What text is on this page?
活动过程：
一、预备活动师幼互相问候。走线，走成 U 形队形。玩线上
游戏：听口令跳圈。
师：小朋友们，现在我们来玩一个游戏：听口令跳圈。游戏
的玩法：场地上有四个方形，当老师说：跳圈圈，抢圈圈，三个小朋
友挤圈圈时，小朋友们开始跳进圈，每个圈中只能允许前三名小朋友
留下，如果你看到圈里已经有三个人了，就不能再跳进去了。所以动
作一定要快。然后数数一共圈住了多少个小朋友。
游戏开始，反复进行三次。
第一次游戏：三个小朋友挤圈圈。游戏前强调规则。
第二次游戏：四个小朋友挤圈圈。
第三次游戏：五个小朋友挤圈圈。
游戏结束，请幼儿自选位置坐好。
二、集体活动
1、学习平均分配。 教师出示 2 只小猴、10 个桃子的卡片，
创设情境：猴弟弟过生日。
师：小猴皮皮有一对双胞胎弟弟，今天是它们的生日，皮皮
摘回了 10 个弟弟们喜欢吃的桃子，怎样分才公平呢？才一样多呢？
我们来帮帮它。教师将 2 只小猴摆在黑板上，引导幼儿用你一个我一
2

------------------------------------------------------------------------

Work required » Your task is to return the full listing exactly as it was given.

Answer to the problem »
What text is on this page?
活动过程：
一、预备活动师幼互相问候。走线，走成 U 形队形。玩线上
游戏：听口令跳圈。
师：小朋友们，现在我们来玩一个游戏：听口令跳圈。游戏
的玩法：场地上有四个方形，当老师说：跳圈圈，抢圈圈，三个小朋
友挤圈圈时，小朋友们开始跳进圈，每个圈中只能允许前三名小朋友
留下，如果你看到圈里已经有三个人了，就不能再跳进去了。所以动
作一定要快。然后数数一共圈住了多少个小朋友。
游戏开始，反复进行三次。
第一次游戏：三个小朋友挤圈圈。游戏前强调规则。
第二次游戏：四个小朋友挤圈圈。
第三次游戏：五个小朋友挤圈圈。
游戏结束，请幼儿自选位置坐好。
二、集体活动
1、学习平均分配。 教师出示 2 只小猴、10 个桃子的卡片，
创设情境：猴弟弟过生日。
师：小猴皮皮有一对双胞胎弟弟，今天是它们的生日，皮皮
摘回了 10 个弟弟们喜欢吃的桃子，怎样分才公平呢？才一样多呢？
我们来帮帮它。教师将 2 只小猴摆在黑板上，引导幼儿用你一个我一
2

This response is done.